#### Exercise data

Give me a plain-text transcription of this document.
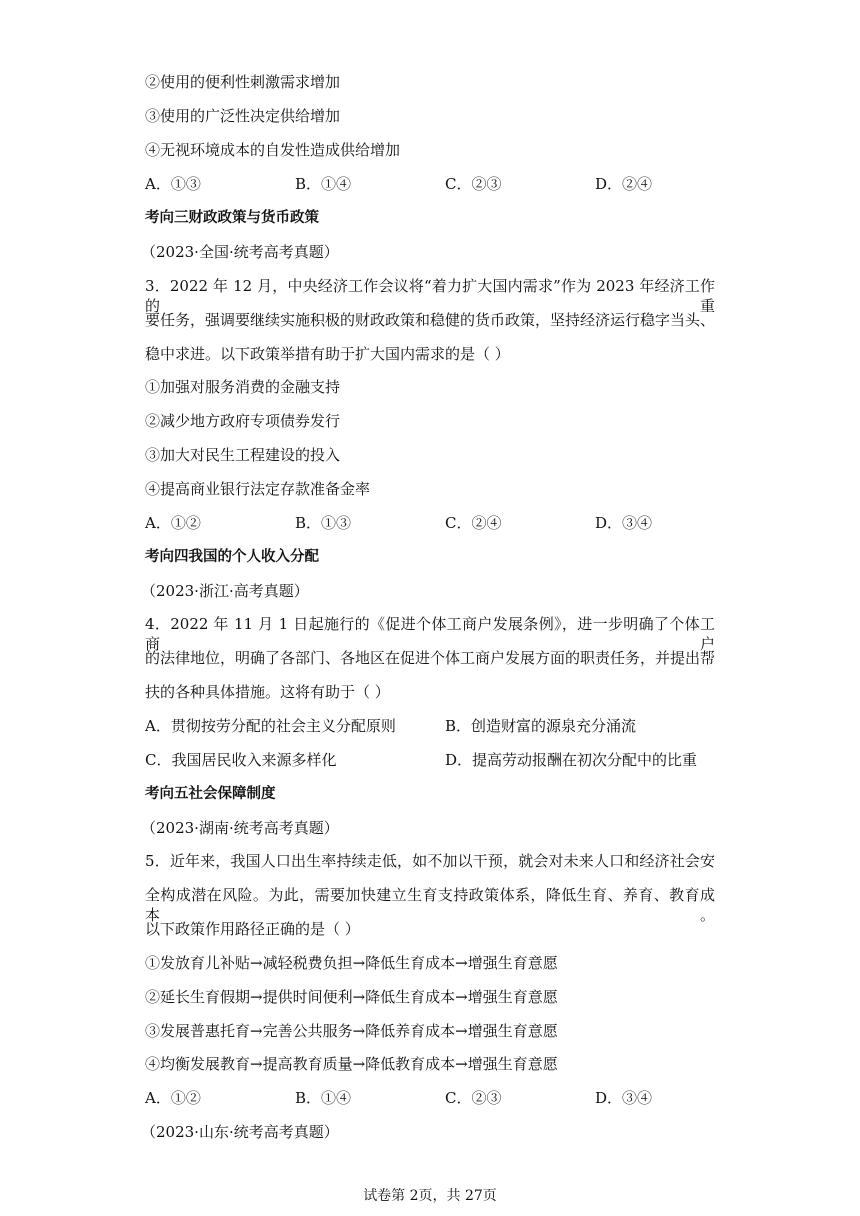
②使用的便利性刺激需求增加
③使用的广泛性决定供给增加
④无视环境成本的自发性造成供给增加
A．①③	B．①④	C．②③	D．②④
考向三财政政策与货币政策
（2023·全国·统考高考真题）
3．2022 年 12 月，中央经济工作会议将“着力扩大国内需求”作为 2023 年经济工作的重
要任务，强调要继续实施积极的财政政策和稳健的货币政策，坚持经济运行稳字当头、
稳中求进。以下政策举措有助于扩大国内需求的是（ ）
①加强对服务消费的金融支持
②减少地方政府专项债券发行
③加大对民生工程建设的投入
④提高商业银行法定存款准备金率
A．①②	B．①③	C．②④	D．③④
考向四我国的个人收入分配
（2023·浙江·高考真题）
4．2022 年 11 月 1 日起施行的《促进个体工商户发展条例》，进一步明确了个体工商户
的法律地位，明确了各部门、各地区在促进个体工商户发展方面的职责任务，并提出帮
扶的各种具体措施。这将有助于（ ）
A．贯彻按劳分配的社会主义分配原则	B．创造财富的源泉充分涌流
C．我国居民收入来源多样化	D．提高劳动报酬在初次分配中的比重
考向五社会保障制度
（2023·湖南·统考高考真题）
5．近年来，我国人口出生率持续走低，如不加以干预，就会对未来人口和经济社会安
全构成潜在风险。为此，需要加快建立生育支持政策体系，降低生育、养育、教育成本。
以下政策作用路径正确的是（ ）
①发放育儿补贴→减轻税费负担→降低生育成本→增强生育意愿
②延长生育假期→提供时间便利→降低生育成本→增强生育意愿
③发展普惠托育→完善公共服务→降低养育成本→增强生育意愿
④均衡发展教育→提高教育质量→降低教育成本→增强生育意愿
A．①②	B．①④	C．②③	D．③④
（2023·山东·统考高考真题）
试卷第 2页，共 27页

########
#### Exercise data

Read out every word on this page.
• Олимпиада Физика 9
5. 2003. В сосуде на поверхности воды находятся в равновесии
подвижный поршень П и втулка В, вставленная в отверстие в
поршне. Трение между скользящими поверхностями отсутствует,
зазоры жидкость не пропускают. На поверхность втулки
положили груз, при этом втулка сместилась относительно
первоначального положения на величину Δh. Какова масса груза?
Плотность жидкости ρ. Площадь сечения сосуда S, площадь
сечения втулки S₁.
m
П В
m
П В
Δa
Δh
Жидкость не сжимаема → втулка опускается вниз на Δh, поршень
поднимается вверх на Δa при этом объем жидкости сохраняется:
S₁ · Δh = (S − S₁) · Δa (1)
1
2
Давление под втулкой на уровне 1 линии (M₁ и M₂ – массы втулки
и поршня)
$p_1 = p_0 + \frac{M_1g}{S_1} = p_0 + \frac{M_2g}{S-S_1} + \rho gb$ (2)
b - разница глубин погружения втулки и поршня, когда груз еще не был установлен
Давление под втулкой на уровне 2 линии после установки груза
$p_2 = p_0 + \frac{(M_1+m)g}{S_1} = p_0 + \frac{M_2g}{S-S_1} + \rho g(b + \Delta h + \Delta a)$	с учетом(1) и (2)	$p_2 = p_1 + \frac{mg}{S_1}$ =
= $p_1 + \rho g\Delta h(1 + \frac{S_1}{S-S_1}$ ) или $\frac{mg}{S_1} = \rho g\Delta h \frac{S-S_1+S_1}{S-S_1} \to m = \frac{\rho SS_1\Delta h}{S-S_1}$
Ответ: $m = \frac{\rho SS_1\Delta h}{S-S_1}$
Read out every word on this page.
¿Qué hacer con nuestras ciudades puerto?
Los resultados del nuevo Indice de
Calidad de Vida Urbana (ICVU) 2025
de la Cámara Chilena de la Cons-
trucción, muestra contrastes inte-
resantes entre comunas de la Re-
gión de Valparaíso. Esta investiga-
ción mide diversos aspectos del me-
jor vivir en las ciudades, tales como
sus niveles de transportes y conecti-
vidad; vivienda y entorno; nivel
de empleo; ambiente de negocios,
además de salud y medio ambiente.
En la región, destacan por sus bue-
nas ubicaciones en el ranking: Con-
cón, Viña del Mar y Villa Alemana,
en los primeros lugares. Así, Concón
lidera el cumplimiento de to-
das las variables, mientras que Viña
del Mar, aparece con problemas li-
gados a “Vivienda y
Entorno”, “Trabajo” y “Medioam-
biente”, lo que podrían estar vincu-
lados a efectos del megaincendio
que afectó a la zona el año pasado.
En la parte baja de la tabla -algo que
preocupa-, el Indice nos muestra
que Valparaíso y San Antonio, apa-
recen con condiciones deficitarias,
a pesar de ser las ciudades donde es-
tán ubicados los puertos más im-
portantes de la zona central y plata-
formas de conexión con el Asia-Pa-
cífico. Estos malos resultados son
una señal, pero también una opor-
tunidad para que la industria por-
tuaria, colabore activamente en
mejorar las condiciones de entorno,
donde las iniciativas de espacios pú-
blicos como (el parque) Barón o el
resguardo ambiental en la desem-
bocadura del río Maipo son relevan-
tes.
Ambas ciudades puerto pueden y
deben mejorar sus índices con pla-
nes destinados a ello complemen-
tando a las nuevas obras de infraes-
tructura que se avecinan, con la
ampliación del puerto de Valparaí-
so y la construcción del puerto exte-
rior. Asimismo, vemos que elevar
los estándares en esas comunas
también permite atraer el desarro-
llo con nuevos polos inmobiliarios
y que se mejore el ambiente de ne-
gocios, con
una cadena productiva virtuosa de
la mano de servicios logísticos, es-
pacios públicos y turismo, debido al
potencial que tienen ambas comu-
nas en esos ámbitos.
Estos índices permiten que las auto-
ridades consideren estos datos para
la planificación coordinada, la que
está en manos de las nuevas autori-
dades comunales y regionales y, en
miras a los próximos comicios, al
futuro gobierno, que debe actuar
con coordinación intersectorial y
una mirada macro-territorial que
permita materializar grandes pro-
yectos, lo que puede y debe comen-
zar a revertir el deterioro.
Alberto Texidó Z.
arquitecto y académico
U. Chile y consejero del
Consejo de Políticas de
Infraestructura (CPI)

########
#### Exercise data

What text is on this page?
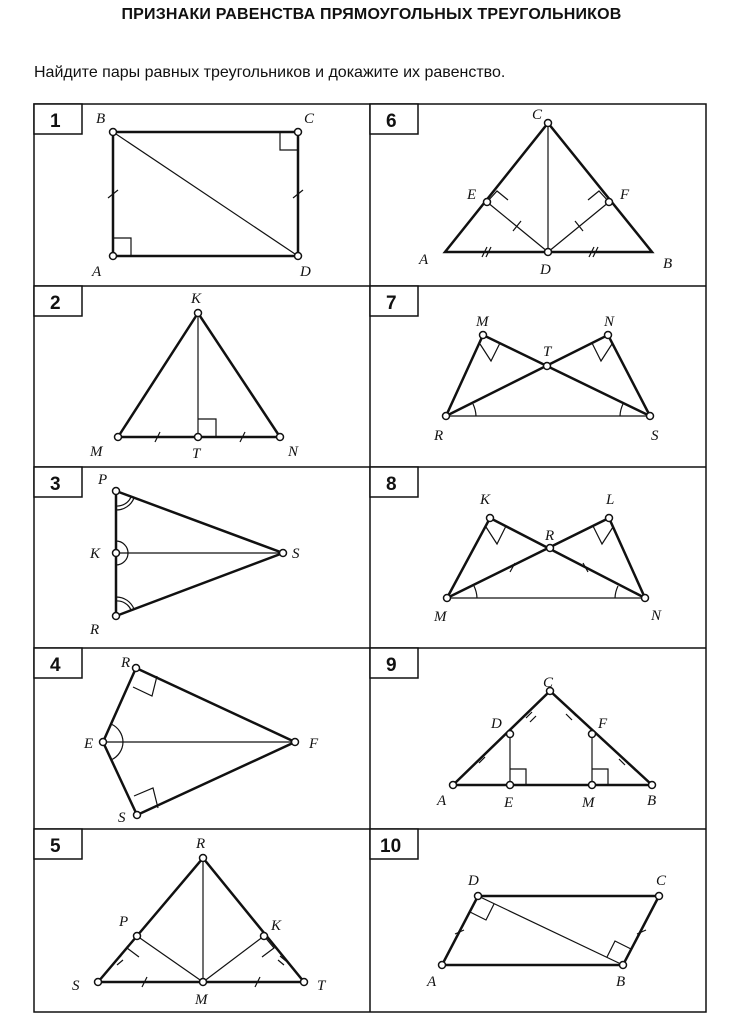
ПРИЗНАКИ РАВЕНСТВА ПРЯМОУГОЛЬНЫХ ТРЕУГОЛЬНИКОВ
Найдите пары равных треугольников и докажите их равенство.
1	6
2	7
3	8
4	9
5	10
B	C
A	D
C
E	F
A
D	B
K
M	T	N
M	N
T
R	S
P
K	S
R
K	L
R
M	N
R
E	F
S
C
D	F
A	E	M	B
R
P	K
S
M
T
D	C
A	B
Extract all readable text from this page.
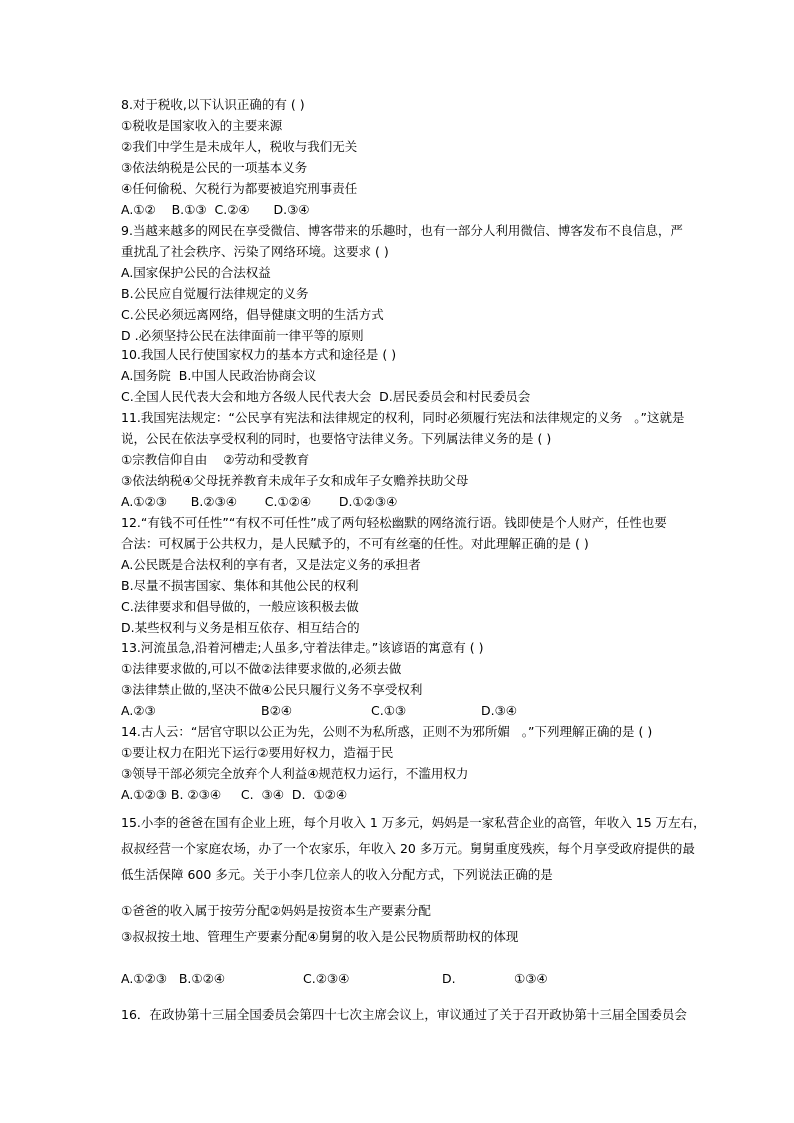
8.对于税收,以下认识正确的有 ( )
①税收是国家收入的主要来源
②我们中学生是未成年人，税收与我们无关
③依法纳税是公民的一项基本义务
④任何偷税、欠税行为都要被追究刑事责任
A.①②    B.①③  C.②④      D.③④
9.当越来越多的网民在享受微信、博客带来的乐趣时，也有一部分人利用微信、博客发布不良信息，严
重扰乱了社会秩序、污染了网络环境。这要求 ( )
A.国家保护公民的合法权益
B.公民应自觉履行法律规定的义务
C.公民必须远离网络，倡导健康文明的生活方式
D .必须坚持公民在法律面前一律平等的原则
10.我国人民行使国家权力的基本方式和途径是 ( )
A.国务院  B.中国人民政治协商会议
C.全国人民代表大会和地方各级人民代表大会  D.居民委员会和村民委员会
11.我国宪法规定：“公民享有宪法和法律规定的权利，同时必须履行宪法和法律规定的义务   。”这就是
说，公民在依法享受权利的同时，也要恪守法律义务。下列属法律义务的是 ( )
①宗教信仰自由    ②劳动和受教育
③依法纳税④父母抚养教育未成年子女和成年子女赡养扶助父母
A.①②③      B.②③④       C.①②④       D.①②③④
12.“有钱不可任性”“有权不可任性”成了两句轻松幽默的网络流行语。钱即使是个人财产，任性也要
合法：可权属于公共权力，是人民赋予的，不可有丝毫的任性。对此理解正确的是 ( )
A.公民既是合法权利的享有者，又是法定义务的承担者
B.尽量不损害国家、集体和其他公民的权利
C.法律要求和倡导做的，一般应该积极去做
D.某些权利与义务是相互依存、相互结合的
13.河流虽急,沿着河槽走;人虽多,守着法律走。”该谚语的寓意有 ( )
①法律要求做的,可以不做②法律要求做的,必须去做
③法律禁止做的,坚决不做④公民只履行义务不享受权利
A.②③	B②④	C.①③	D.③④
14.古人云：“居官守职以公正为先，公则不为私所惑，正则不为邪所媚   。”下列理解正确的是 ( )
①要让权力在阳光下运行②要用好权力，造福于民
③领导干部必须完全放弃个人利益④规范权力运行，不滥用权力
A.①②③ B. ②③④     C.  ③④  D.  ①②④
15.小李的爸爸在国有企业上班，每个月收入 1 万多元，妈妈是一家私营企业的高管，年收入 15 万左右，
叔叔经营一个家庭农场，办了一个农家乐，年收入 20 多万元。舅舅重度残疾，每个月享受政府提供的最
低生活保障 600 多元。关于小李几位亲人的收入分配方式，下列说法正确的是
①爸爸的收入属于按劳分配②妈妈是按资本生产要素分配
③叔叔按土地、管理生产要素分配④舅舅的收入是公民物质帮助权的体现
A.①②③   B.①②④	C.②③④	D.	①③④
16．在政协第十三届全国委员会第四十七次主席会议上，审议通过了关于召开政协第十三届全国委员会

########

__Directions__:
Return only those lines of the records that contain the string "груза".

__Output of the exercise__:
первоначального положения на величину Δh. Какова масса груза?
Давление под втулкой на уровне 2 линии после установки груза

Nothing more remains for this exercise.